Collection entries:
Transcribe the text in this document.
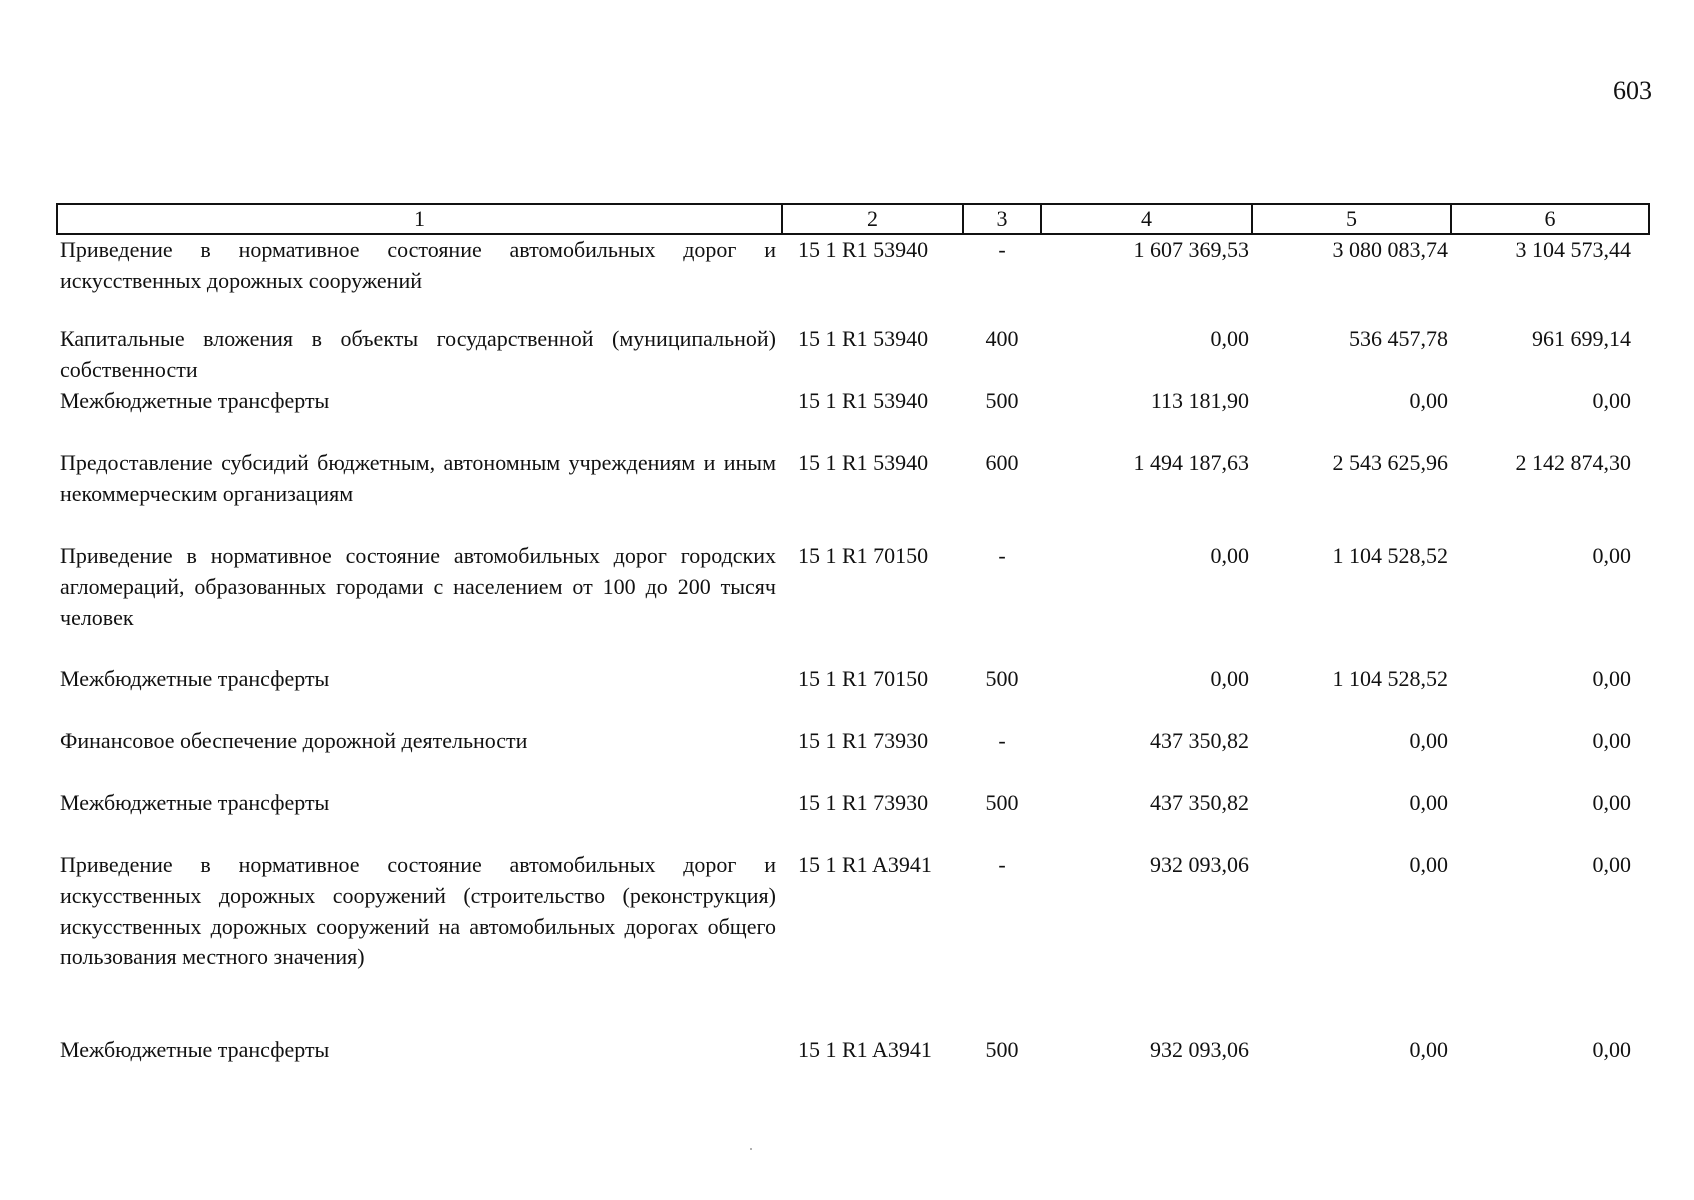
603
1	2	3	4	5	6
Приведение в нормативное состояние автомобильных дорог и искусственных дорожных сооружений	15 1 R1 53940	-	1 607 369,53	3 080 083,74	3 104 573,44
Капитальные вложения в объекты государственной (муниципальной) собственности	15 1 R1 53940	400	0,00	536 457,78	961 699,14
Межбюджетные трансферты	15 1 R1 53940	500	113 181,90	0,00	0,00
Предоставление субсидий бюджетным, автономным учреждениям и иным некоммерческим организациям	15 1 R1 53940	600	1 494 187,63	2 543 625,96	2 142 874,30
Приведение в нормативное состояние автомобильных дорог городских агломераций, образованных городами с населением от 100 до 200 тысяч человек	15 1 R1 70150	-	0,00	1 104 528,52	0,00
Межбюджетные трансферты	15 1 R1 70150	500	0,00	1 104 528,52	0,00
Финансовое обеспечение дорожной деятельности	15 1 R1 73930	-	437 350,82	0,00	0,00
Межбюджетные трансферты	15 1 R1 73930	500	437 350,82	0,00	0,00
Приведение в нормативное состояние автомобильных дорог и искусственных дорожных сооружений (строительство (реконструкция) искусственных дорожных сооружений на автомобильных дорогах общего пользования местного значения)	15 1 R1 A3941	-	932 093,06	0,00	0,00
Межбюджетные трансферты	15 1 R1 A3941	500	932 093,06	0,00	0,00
* * *
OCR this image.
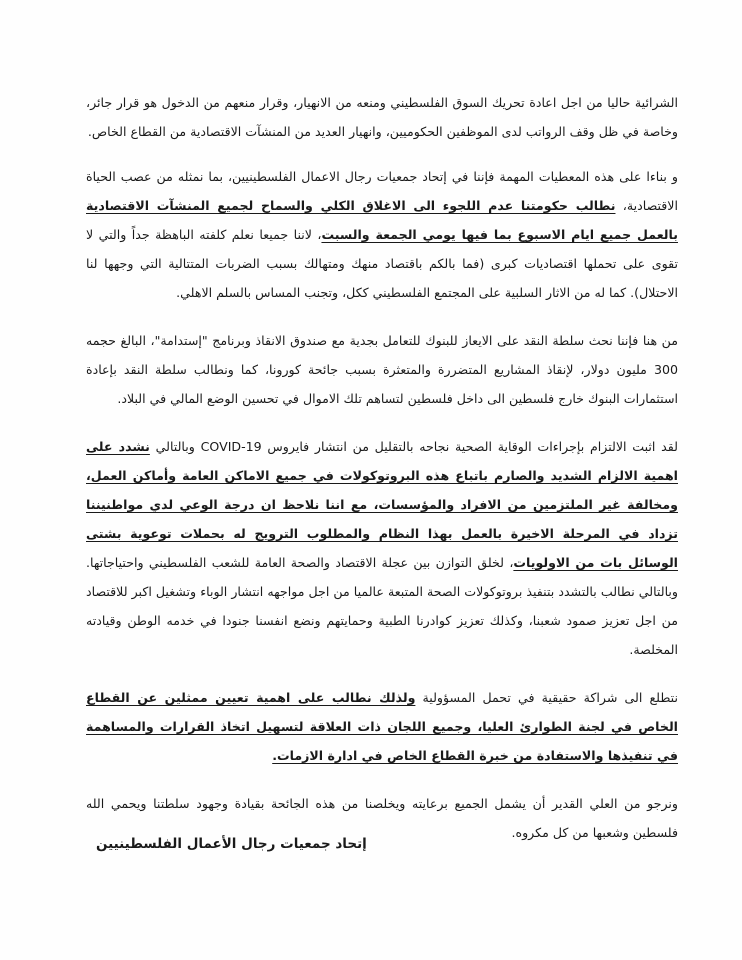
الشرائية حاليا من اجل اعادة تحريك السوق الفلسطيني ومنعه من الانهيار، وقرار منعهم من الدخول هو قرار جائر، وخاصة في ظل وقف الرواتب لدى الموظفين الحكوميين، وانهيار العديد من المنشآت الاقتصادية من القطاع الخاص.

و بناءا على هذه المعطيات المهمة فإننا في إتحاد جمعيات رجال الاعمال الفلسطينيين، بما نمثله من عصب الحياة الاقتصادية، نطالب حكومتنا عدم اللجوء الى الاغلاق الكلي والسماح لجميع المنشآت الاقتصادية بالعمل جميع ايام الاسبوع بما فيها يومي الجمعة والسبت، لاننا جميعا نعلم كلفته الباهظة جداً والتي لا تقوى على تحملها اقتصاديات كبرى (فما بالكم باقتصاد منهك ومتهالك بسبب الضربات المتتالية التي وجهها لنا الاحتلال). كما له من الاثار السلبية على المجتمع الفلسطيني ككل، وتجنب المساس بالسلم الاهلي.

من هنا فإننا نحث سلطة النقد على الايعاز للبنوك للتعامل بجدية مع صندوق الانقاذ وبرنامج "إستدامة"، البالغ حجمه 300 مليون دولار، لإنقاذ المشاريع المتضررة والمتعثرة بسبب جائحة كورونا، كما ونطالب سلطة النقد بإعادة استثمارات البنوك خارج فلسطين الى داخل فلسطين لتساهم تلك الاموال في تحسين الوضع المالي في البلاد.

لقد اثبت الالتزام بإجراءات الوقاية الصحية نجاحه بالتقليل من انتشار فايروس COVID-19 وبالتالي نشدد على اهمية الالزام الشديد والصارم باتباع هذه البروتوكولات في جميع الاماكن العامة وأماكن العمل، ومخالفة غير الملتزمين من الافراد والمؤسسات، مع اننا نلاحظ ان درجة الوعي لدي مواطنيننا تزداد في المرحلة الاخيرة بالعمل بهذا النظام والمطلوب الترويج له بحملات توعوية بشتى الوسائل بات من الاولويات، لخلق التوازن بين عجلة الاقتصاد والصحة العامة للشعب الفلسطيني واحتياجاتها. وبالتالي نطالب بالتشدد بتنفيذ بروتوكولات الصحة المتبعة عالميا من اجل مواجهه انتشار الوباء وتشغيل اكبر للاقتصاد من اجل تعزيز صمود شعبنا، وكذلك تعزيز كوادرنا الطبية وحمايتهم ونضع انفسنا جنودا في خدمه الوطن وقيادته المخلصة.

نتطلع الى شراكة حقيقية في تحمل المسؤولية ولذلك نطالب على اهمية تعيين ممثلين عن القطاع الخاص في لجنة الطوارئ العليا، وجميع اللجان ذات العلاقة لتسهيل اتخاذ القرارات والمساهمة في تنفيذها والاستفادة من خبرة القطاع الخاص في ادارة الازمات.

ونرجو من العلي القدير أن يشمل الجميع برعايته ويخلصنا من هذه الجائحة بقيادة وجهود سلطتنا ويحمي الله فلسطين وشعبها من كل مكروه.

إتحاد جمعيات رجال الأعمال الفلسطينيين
---
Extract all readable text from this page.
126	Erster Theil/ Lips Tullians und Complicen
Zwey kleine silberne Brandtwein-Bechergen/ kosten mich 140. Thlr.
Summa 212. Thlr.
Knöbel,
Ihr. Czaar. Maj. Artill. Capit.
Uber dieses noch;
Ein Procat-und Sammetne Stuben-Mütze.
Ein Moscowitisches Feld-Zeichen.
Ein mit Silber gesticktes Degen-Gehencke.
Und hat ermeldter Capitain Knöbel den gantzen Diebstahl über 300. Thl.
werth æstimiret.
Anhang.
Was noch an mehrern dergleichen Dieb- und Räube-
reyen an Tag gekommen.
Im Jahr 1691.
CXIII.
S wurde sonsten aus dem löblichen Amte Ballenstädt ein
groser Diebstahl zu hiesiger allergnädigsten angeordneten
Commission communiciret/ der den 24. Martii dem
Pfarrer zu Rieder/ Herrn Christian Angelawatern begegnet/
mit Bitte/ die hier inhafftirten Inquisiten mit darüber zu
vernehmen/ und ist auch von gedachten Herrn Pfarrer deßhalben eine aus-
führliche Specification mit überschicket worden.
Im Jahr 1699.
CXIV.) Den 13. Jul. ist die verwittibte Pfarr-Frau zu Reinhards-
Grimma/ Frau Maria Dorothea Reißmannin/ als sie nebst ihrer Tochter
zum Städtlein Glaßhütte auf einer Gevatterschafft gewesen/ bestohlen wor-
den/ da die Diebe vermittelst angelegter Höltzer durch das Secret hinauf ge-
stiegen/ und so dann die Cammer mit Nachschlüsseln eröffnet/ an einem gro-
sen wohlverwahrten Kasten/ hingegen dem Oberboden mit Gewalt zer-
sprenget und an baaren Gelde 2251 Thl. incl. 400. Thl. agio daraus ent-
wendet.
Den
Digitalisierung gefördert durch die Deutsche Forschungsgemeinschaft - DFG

## STATED EXERCISE
In the material above, show every line where the word "искусственных" turns up.

## OUTPUT OF THE EXERCISE
Приведение в нормативное состояние автомобильных дорог и искусственных дорожных сооружений	15 1 R1 53940	-	1 607 369,53	3 080 083,74	3 104 573,44
Приведение в нормативное состояние автомобильных дорог и искусственных дорожных сооружений (строительство (реконструкция) искусственных дорожных сооружений на автомобильных дорогах общего пользования местного значения)	15 1 R1 A3941	-	932 093,06	0,00	0,00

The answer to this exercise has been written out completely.